PROVIDED ENTRIES:

====

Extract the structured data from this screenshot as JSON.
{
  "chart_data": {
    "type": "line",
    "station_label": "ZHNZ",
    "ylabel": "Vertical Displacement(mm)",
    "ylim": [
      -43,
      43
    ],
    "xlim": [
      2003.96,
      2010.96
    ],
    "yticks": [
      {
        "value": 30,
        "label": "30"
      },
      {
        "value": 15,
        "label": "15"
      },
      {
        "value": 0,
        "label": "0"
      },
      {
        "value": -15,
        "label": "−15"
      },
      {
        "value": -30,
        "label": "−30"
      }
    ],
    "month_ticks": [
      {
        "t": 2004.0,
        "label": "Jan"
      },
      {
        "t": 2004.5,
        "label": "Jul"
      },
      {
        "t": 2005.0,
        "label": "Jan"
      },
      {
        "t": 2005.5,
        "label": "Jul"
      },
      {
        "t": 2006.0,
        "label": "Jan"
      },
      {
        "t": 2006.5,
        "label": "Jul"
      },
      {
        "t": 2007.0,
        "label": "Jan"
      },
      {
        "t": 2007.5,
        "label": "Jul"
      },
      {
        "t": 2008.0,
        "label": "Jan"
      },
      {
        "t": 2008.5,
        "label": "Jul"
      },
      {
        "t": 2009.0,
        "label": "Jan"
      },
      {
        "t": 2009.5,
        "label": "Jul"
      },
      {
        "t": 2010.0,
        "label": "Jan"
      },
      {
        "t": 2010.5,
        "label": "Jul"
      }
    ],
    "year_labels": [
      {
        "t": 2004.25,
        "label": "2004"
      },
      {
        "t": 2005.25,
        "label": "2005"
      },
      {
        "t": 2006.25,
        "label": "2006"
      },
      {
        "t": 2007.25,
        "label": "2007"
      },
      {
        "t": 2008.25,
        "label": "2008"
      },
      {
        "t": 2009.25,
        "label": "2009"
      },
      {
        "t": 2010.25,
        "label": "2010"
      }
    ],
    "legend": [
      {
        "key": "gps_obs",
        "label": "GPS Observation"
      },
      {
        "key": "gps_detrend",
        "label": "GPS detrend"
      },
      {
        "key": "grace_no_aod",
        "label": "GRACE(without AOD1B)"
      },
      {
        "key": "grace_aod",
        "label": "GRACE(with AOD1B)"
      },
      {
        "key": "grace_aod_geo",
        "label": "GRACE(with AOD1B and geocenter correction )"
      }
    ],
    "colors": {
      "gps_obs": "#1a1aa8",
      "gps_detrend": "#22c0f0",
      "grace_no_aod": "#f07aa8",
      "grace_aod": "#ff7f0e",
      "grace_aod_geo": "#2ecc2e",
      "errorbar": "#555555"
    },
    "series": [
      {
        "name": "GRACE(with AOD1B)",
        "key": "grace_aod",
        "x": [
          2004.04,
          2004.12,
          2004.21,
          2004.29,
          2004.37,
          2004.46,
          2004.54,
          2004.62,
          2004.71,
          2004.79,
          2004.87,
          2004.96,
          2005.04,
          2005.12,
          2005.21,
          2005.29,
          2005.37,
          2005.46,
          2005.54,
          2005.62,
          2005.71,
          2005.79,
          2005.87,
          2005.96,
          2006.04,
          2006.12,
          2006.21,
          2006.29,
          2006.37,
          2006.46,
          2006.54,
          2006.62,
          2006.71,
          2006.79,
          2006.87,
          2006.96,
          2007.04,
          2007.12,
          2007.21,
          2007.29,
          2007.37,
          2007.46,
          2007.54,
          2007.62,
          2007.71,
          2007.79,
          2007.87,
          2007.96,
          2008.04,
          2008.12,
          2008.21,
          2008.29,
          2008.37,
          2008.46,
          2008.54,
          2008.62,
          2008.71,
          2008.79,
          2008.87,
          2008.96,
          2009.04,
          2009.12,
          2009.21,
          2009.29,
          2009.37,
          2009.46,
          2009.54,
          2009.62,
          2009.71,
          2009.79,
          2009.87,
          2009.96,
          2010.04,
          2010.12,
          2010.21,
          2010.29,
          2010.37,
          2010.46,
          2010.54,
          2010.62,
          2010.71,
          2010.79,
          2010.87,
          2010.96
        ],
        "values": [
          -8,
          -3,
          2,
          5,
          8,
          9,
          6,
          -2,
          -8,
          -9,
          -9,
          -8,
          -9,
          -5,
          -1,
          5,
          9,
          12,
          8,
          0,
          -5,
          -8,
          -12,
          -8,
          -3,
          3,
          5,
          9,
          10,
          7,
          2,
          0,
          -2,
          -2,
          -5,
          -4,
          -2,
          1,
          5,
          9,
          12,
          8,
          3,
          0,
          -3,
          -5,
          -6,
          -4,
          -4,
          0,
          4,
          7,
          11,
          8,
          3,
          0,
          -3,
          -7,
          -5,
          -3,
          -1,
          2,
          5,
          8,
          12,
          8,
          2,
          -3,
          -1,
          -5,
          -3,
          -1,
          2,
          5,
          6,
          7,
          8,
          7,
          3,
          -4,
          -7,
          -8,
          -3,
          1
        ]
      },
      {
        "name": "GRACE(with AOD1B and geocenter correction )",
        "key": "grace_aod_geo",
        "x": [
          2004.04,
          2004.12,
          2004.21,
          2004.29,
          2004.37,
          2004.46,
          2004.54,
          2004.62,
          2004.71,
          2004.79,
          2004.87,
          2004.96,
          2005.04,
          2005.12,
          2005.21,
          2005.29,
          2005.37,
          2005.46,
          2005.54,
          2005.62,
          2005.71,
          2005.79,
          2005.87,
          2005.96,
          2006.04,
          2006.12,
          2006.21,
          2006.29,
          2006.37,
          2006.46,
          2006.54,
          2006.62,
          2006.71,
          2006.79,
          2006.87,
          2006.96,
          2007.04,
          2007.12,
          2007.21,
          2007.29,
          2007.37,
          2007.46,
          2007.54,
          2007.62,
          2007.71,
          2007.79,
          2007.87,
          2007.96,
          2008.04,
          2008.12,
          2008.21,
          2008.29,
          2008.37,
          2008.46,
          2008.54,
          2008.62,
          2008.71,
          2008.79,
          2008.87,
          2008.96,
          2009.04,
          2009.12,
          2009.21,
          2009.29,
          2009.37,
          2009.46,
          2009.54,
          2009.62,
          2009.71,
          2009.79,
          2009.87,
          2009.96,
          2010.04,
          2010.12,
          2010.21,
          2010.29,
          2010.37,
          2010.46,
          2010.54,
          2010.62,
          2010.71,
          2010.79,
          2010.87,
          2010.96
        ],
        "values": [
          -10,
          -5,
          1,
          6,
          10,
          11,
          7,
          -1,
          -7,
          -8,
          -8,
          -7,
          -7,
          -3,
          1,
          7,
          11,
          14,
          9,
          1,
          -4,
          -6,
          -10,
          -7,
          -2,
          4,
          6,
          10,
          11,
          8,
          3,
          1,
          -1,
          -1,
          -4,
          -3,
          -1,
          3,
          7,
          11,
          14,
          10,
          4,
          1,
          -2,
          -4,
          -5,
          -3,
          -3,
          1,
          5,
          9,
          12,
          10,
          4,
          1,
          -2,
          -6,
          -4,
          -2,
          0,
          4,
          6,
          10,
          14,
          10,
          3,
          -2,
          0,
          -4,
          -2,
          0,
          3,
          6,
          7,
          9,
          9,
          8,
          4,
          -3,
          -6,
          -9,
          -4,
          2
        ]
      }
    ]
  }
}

====

BRIEF: How many lines of the listing above include the word "name"? State the number and nothing else.

THE RESULT: 2